Exercise description — Scan the entries for the string "正确的是" and give the number of lines that have it, nothing further.

Collected data entries:
====
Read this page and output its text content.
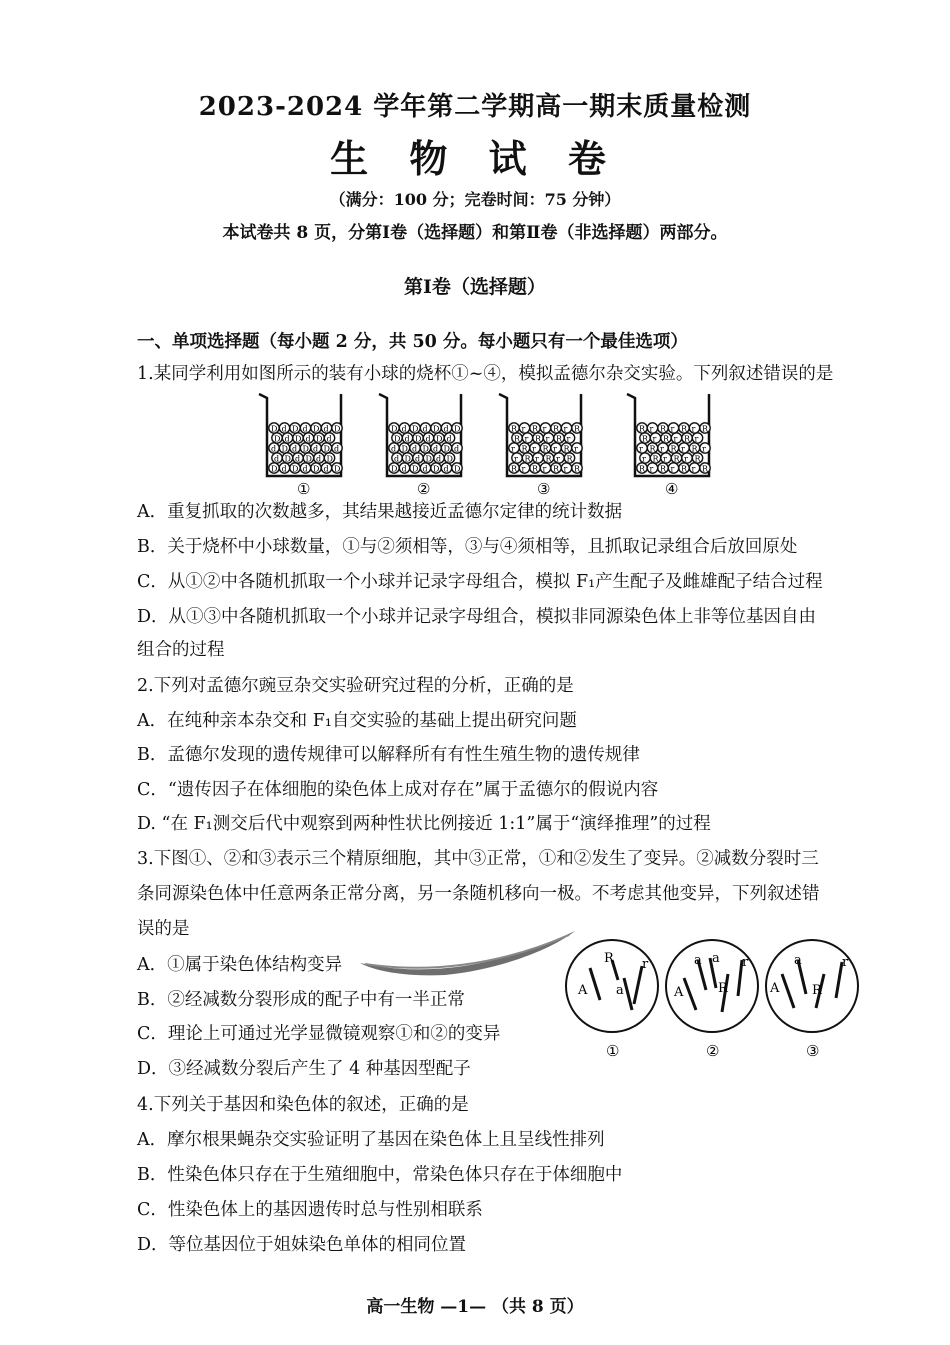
2023-2024 学年第二学期高一期末质量检测
生 物 试 卷
（满分：100 分；完卷时间：75 分钟）
本试卷共 8 页，分第Ⅰ卷（选择题）和第Ⅱ卷（非选择题）两部分。
第Ⅰ卷（选择题）
一、单项选择题（每小题 2 分，共 50 分。每小题只有一个最佳选项）
1.某同学利用如图所示的装有小球的烧杯①~④，模拟孟德尔杂交实验。下列叙述错误的是
D d D d D d D
d D d D d D
d D d D d D d
D d D d D d
D d D d D d D
①
D d D d D d D
d D d D d D
d D d D d D d
D d D d D d
D d D d D d D
②
R r R r R r R
r R r R r R
r R r R r R r
R r R r R r
R r R r R r R
③
R r R r R r R
r R r R r R
r R r R r R r
R r R r R r
R r R r R r R
④
A．重复抓取的次数越多，其结果越接近孟德尔定律的统计数据
B．关于烧杯中小球数量，①与②须相等，③与④须相等，且抓取记录组合后放回原处
C．从①②中各随机抓取一个小球并记录字母组合，模拟 F₁产生配子及雌雄配子结合过程
D．从①③中各随机抓取一个小球并记录字母组合，模拟非同源染色体上非等位基因自由
组合的过程
2.下列对孟德尔豌豆杂交实验研究过程的分析，正确的是
A．在纯种亲本杂交和 F₁自交实验的基础上提出研究问题
B．孟德尔发现的遗传规律可以解释所有有性生殖生物的遗传规律
C．“遗传因子在体细胞的染色体上成对存在”属于孟德尔的假说内容
D. “在 F₁测交后代中观察到两种性状比例接近 1:1”属于“演绎推理”的过程
3.下图①、②和③表示三个精原细胞，其中③正常，①和②发生了变异。②减数分裂时三
条同源染色体中任意两条正常分离，另一条随机移向一极。不考虑其他变异，下列叙述错
误的是
A．①属于染色体结构变异
B．②经减数分裂形成的配子中有一半正常
C．理论上可通过光学显微镜观察①和②的变异
D．③经减数分裂后产生了 4 种基因型配子
A
R
a
r
①
A
a a
R
r
②
A
a
R
r
③
4.下列关于基因和染色体的叙述，正确的是
A．摩尔根果蝇杂交实验证明了基因在染色体上且呈线性排列
B．性染色体只存在于生殖细胞中，常染色体只存在于体细胞中
C．性染色体上的基因遗传时总与性别相联系
D．等位基因位于姐妹染色单体的相同位置
高一生物 —1— （共 8 页）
====
Answer for the task — 2